— Job —
Reproduce each of the following items line for line, without any change.

________________

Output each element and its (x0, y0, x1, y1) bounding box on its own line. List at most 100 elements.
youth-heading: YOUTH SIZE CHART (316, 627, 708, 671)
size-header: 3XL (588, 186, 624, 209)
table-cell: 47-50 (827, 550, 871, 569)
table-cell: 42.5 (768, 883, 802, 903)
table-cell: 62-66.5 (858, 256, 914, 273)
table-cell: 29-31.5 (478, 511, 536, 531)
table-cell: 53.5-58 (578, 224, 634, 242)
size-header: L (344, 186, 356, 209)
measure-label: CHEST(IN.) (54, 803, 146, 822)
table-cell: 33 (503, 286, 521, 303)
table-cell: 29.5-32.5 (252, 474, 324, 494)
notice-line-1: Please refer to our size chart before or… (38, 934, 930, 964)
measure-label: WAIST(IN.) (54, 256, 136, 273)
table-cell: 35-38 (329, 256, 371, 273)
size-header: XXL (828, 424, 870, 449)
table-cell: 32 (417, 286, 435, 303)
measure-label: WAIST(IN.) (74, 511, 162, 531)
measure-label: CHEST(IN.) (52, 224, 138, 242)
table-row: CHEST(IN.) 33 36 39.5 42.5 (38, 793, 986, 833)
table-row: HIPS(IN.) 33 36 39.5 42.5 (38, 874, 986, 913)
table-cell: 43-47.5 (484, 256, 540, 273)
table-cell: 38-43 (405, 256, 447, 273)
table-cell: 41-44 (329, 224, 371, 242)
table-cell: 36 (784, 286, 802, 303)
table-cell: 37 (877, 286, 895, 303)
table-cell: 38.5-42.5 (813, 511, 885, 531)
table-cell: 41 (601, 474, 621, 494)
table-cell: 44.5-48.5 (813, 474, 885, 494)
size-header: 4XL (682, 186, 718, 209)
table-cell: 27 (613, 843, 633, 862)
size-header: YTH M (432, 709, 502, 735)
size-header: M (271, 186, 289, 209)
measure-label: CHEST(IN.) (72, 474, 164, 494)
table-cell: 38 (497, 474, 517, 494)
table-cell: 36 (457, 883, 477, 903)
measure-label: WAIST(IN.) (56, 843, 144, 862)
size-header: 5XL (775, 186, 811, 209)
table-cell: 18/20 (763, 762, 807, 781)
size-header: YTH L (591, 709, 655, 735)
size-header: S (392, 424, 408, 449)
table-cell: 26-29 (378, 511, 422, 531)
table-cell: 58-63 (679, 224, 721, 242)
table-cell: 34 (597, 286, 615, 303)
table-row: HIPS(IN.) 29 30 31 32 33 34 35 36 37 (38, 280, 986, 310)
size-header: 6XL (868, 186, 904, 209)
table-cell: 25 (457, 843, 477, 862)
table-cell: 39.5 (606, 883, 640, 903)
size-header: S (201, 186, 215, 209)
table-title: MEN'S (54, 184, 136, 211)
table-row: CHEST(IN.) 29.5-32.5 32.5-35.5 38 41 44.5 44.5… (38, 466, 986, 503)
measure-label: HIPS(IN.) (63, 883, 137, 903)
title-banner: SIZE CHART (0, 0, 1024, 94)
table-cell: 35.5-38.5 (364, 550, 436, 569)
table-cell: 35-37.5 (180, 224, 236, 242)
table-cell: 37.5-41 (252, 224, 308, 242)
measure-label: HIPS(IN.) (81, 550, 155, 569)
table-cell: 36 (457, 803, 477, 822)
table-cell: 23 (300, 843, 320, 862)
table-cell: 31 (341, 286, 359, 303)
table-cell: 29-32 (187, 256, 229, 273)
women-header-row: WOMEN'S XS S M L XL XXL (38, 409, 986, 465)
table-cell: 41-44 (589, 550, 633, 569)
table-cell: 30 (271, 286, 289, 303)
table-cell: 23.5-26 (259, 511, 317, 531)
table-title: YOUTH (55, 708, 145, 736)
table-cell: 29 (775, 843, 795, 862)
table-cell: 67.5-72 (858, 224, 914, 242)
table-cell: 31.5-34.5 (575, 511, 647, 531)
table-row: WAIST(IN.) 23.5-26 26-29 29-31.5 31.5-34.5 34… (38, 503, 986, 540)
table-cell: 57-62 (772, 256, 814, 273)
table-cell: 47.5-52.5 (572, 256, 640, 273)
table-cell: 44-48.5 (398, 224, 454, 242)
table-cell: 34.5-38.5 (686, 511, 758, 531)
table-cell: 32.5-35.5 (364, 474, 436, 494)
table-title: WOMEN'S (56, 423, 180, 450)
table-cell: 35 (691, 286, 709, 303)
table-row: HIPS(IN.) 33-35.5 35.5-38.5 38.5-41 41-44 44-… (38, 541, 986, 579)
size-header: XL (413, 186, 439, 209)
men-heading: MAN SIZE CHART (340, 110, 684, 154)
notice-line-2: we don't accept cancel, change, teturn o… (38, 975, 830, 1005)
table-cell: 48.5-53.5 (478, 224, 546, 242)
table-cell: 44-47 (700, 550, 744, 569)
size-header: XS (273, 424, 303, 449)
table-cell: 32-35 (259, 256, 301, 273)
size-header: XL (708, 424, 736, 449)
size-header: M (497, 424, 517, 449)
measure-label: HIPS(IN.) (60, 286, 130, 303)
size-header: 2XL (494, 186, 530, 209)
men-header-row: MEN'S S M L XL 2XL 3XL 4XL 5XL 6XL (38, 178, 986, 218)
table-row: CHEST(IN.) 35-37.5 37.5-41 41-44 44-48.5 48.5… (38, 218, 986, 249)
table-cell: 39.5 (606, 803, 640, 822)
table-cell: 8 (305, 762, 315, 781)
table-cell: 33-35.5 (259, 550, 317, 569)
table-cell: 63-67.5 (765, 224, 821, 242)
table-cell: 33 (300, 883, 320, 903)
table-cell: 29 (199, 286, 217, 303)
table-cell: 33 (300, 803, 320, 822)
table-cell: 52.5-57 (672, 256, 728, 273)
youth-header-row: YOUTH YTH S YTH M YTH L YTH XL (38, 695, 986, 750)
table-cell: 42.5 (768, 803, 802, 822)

________________

— Correct response —
Output each element and its (x0, y0, x1, y1) bounding box on its own line. List at most 100 elements.
youth-heading: YOUTH SIZE CHART (316, 627, 708, 671)
size-header: 3XL (588, 186, 624, 209)
table-cell: 47-50 (827, 550, 871, 569)
table-cell: 42.5 (768, 883, 802, 903)
table-cell: 62-66.5 (858, 256, 914, 273)
table-cell: 29-31.5 (478, 511, 536, 531)
table-cell: 53.5-58 (578, 224, 634, 242)
size-header: L (344, 186, 356, 209)
measure-label: CHEST(IN.) (54, 803, 146, 822)
table-cell: 33 (503, 286, 521, 303)
table-cell: 29.5-32.5 (252, 474, 324, 494)
notice-line-1: Please refer to our size chart before or… (38, 934, 930, 964)
measure-label: WAIST(IN.) (54, 256, 136, 273)
table-cell: 35-38 (329, 256, 371, 273)
size-header: XXL (828, 424, 870, 449)
table-cell: 32 (417, 286, 435, 303)
measure-label: WAIST(IN.) (74, 511, 162, 531)
measure-label: CHEST(IN.) (52, 224, 138, 242)
table-row: CHEST(IN.) 33 36 39.5 42.5 (38, 793, 986, 833)
table-row: HIPS(IN.) 33 36 39.5 42.5 (38, 874, 986, 913)
table-cell: 43-47.5 (484, 256, 540, 273)
table-cell: 38-43 (405, 256, 447, 273)
table-cell: 41-44 (329, 224, 371, 242)
table-cell: 36 (784, 286, 802, 303)
table-cell: 37 (877, 286, 895, 303)
table-cell: 38.5-42.5 (813, 511, 885, 531)
table-cell: 41 (601, 474, 621, 494)
table-cell: 44.5-48.5 (813, 474, 885, 494)
size-header: 4XL (682, 186, 718, 209)
table-cell: 27 (613, 843, 633, 862)
size-header: YTH M (432, 709, 502, 735)
size-header: M (271, 186, 289, 209)
measure-label: CHEST(IN.) (72, 474, 164, 494)
table-cell: 38 (497, 474, 517, 494)
table-cell: 36 (457, 883, 477, 903)
measure-label: WAIST(IN.) (56, 843, 144, 862)
size-header: 5XL (775, 186, 811, 209)
table-cell: 18/20 (763, 762, 807, 781)
size-header: YTH L (591, 709, 655, 735)
size-header: S (392, 424, 408, 449)
table-cell: 26-29 (378, 511, 422, 531)
table-cell: 58-63 (679, 224, 721, 242)
table-cell: 34 (597, 286, 615, 303)
table-row: HIPS(IN.) 29 30 31 32 33 34 35 36 37 (38, 280, 986, 310)
size-header: 6XL (868, 186, 904, 209)
table-cell: 25 (457, 843, 477, 862)
table-cell: 39.5 (606, 883, 640, 903)
size-header: S (201, 186, 215, 209)
table-title: MEN'S (54, 184, 136, 211)
table-row: CHEST(IN.) 29.5-32.5 32.5-35.5 38 41 44.5 44.5… (38, 466, 986, 503)
measure-label: HIPS(IN.) (63, 883, 137, 903)
title-banner: SIZE CHART (0, 0, 1024, 94)
table-cell: 35.5-38.5 (364, 550, 436, 569)
table-cell: 35-37.5 (180, 224, 236, 242)
table-cell: 37.5-41 (252, 224, 308, 242)
measure-label: HIPS(IN.) (81, 550, 155, 569)
table-cell: 36 (457, 803, 477, 822)
table-cell: 23 (300, 843, 320, 862)
table-cell: 31 (341, 286, 359, 303)
table-cell: 29-32 (187, 256, 229, 273)
women-header-row: WOMEN'S XS S M L XL XXL (38, 409, 986, 465)
table-cell: 41-44 (589, 550, 633, 569)
table-cell: 30 (271, 286, 289, 303)
table-cell: 23.5-26 (259, 511, 317, 531)
table-title: YOUTH (55, 708, 145, 736)
table-cell: 29 (775, 843, 795, 862)
table-cell: 67.5-72 (858, 224, 914, 242)
table-cell: 31.5-34.5 (575, 511, 647, 531)
table-row: WAIST(IN.) 23.5-26 26-29 29-31.5 31.5-34.5 34… (38, 503, 986, 540)
table-cell: 57-62 (772, 256, 814, 273)
table-cell: 47.5-52.5 (572, 256, 640, 273)
table-cell: 44-48.5 (398, 224, 454, 242)
table-cell: 34.5-38.5 (686, 511, 758, 531)
table-cell: 32.5-35.5 (364, 474, 436, 494)
table-title: WOMEN'S (56, 423, 180, 450)
table-cell: 35 (691, 286, 709, 303)
table-row: HIPS(IN.) 33-35.5 35.5-38.5 38.5-41 41-44 44-… (38, 541, 986, 579)
size-header: XL (413, 186, 439, 209)
men-heading: MAN SIZE CHART (340, 110, 684, 154)
notice-line-2: we don't accept cancel, change, teturn o… (38, 975, 830, 1005)
table-cell: 48.5-53.5 (478, 224, 546, 242)
table-cell: 44-47 (700, 550, 744, 569)
size-header: XS (273, 424, 303, 449)
table-cell: 32-35 (259, 256, 301, 273)
size-header: XL (708, 424, 736, 449)
size-header: M (497, 424, 517, 449)
measure-label: HIPS(IN.) (60, 286, 130, 303)
size-header: 2XL (494, 186, 530, 209)
men-header-row: MEN'S S M L XL 2XL 3XL 4XL 5XL 6XL (38, 178, 986, 218)
table-row: CHEST(IN.) 35-37.5 37.5-41 41-44 44-48.5 48.5… (38, 218, 986, 249)
table-cell: 39.5 (606, 803, 640, 822)
table-cell: 8 (305, 762, 315, 781)
table-cell: 33-35.5 (259, 550, 317, 569)
table-cell: 63-67.5 (765, 224, 821, 242)
table-cell: 33 (300, 883, 320, 903)
table-cell: 29 (199, 286, 217, 303)
table-cell: 33 (300, 803, 320, 822)
table-cell: 52.5-57 (672, 256, 728, 273)
youth-header-row: YOUTH YTH S YTH M YTH L YTH XL (38, 695, 986, 750)
table-cell: 42.5 (768, 803, 802, 822)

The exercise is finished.